*GOAL OF THE EXERCISE*: Report how many lines contain "GREENS"; state the number and nothing else.

*EXCERPTED RECORDS*:
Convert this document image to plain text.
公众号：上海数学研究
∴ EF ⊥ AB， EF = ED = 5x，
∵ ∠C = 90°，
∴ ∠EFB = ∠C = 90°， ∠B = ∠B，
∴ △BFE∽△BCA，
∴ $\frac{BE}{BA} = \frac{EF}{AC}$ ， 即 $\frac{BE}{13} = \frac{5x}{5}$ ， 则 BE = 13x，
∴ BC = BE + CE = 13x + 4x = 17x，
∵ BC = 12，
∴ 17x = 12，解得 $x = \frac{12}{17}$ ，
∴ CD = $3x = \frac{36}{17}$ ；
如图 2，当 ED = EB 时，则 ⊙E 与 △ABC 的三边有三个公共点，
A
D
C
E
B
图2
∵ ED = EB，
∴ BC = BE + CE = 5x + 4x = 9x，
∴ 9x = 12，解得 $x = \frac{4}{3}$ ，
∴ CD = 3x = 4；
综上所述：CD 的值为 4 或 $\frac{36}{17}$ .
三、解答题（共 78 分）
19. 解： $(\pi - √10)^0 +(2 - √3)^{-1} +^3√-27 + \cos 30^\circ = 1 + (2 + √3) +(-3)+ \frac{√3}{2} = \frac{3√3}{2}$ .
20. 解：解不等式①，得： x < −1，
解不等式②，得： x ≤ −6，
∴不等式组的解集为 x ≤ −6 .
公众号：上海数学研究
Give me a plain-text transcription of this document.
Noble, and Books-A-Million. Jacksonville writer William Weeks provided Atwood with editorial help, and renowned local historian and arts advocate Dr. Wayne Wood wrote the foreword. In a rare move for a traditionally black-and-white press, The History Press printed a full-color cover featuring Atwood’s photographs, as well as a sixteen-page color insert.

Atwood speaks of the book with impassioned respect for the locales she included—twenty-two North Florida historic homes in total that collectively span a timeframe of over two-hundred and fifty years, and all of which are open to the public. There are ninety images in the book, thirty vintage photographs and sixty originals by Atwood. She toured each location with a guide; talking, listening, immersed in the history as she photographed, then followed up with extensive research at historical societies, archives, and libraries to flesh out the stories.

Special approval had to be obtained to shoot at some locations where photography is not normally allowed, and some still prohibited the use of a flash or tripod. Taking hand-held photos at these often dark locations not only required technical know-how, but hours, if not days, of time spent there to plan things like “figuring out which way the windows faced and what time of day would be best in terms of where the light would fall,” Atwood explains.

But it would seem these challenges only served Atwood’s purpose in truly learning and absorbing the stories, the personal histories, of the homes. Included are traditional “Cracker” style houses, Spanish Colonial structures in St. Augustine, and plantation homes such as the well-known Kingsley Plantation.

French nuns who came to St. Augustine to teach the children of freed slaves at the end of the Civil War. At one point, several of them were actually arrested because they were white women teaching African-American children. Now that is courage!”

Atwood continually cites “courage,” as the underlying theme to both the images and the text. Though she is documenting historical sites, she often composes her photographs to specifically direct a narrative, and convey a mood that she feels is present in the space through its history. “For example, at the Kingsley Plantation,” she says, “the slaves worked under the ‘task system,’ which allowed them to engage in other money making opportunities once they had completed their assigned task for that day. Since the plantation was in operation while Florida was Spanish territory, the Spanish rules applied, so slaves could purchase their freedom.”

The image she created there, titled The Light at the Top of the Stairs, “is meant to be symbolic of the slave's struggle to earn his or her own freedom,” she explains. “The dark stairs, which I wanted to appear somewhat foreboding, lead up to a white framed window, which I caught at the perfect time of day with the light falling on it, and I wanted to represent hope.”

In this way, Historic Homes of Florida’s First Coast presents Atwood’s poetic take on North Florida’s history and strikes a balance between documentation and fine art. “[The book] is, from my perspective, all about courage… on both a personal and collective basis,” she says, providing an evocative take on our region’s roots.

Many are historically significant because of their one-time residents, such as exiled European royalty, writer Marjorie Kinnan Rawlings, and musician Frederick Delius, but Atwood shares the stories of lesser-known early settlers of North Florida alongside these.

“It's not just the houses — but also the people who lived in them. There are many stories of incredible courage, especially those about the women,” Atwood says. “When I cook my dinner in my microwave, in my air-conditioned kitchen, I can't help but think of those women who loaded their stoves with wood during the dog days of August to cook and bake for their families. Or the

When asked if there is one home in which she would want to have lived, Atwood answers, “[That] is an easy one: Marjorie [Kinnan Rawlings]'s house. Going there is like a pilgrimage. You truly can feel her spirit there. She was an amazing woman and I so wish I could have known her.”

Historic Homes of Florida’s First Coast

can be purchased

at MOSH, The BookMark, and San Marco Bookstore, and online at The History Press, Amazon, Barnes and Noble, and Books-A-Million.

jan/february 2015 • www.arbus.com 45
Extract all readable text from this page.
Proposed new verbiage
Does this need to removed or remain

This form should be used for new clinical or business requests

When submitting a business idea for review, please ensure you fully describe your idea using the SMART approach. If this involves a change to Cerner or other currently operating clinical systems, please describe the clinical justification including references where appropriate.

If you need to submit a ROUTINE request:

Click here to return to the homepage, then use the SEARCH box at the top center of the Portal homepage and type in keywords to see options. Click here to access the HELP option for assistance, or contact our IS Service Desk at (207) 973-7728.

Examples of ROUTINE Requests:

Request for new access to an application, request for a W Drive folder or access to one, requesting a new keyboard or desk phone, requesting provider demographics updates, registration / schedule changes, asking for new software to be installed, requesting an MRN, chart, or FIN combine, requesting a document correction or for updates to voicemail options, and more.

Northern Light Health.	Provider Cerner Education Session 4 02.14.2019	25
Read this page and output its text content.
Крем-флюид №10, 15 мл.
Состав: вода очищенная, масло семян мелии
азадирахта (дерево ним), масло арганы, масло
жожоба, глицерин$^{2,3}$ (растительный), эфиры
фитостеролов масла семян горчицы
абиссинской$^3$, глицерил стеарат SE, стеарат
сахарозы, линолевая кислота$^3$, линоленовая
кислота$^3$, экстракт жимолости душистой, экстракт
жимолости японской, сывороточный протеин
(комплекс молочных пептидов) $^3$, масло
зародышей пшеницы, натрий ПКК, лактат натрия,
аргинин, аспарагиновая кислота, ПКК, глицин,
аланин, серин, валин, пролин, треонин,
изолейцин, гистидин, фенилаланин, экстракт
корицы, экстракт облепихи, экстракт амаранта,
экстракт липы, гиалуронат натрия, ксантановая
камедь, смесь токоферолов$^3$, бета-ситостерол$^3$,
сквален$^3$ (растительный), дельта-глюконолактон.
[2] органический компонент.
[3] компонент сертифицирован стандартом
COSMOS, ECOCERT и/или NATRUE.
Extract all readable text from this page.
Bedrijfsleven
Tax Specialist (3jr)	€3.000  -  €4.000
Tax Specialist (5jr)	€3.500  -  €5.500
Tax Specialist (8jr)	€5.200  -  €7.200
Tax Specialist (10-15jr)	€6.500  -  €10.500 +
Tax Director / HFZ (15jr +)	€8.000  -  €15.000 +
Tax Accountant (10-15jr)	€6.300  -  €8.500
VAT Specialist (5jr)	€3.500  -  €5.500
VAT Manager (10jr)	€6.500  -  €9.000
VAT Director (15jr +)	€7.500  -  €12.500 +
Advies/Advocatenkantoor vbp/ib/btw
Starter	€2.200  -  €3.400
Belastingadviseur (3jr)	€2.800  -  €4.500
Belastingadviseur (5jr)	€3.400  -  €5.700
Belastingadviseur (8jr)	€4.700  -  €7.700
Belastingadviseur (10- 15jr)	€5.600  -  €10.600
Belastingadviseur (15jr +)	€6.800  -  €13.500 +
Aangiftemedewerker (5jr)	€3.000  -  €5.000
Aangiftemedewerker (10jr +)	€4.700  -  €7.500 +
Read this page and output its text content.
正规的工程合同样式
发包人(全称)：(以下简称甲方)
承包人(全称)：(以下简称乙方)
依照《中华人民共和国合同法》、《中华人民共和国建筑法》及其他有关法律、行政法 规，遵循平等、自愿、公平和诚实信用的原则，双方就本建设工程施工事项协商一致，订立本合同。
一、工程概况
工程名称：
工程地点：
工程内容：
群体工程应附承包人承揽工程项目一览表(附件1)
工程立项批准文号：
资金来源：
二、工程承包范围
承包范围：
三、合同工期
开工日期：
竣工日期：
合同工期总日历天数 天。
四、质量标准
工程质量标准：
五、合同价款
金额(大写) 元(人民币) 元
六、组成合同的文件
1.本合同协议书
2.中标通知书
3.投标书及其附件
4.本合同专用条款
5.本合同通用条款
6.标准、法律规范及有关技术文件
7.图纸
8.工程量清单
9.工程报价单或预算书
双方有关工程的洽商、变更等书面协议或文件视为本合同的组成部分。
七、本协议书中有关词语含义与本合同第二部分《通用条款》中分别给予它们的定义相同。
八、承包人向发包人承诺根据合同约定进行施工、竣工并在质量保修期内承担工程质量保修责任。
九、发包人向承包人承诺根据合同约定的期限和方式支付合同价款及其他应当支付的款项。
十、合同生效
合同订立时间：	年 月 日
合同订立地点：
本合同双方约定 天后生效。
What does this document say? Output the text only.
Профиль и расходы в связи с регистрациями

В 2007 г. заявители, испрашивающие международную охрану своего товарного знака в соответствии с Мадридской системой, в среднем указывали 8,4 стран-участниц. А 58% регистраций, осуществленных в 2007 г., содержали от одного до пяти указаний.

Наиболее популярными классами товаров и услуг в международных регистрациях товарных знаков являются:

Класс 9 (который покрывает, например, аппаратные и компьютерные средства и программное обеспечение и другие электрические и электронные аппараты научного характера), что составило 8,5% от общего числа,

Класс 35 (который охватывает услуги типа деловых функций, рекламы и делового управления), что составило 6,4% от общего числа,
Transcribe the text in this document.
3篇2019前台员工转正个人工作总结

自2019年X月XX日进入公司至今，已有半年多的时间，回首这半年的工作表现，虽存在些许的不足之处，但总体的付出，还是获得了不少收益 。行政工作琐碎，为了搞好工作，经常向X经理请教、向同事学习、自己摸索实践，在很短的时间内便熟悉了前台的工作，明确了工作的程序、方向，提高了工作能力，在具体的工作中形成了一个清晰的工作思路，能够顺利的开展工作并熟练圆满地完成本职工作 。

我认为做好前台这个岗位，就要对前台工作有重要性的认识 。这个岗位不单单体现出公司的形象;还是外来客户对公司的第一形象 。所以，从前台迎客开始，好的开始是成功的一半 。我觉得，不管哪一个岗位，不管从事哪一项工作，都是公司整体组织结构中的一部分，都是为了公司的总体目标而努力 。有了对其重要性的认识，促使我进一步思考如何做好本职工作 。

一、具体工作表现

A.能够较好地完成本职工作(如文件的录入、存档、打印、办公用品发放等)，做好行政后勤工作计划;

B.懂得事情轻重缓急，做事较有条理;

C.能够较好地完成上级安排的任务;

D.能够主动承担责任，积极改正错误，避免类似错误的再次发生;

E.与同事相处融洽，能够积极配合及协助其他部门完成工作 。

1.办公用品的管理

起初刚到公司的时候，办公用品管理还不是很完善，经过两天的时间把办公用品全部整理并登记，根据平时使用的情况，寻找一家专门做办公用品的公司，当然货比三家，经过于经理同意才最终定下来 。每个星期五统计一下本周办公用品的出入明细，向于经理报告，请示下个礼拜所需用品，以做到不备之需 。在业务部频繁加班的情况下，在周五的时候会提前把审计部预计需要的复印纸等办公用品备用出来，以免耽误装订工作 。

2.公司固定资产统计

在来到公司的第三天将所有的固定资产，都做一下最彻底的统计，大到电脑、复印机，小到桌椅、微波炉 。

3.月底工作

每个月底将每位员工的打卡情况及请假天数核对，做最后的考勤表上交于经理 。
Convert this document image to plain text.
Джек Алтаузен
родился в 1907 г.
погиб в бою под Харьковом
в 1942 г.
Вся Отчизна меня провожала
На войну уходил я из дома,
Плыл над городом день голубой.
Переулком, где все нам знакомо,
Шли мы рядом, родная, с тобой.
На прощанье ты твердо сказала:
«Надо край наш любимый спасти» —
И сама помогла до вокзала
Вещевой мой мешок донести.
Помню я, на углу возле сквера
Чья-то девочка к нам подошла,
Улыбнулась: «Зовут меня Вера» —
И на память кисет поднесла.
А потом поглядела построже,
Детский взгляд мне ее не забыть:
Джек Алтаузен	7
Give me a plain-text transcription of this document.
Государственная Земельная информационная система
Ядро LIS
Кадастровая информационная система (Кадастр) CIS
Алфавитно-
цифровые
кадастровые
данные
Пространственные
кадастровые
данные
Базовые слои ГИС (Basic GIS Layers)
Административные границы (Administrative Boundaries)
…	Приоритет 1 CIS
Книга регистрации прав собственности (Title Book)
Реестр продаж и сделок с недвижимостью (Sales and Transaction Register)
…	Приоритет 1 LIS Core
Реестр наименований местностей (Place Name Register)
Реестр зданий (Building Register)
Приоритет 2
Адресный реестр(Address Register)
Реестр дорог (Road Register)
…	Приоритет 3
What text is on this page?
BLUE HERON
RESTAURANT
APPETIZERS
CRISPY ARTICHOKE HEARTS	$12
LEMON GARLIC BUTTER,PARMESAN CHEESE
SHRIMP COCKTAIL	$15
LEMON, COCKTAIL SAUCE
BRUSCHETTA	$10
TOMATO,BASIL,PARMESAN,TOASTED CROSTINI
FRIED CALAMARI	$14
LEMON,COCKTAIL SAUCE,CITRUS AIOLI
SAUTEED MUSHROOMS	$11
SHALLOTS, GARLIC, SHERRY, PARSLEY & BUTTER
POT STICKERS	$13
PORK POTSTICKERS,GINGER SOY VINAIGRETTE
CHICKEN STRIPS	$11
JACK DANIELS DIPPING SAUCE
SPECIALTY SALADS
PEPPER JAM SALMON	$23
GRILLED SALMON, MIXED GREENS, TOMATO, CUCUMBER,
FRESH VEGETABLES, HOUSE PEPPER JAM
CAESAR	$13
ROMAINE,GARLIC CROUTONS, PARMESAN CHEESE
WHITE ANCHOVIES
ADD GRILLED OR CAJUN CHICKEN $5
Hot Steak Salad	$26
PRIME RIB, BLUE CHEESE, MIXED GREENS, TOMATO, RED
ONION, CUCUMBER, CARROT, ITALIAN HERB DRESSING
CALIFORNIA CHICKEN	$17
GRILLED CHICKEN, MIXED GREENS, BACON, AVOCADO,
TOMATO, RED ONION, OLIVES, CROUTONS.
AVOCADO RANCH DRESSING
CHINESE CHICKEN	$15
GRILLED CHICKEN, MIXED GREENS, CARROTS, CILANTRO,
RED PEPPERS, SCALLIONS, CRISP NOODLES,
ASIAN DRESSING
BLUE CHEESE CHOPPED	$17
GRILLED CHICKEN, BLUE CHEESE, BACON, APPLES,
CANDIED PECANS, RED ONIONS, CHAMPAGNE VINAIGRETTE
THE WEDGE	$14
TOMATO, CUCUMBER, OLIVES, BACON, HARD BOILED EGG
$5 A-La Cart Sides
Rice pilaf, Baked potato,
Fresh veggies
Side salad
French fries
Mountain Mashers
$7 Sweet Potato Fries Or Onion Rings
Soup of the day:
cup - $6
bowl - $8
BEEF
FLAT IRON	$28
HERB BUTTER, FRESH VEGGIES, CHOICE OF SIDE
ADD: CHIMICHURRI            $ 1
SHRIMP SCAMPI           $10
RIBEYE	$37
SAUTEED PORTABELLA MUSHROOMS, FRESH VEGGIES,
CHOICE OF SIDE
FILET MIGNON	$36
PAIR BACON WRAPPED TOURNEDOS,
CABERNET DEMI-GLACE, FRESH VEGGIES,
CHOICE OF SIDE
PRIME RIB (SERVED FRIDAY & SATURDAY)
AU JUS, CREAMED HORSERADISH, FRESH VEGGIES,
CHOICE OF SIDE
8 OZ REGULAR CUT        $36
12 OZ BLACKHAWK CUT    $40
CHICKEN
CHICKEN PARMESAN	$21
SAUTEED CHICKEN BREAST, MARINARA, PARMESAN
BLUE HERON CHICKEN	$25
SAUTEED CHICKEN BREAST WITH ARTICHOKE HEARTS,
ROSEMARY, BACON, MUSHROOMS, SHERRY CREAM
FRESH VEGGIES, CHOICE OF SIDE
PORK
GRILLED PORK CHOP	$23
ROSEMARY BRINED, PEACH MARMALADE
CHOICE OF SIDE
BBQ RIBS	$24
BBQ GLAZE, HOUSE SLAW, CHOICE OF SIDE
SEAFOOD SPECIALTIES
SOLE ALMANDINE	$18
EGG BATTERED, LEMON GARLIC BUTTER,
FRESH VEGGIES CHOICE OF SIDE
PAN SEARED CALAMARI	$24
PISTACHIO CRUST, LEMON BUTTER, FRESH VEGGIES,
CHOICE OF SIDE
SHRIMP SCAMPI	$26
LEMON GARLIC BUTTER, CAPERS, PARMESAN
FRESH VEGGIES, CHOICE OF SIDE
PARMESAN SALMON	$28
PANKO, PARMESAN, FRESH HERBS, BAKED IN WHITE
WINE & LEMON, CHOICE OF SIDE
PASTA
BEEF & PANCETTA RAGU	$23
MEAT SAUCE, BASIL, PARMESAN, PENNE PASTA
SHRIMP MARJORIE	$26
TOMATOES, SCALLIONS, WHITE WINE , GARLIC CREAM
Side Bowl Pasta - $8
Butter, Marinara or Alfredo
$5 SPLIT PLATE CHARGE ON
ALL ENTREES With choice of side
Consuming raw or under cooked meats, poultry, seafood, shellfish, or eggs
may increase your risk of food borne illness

*EXERCISE OUTPUT*: 4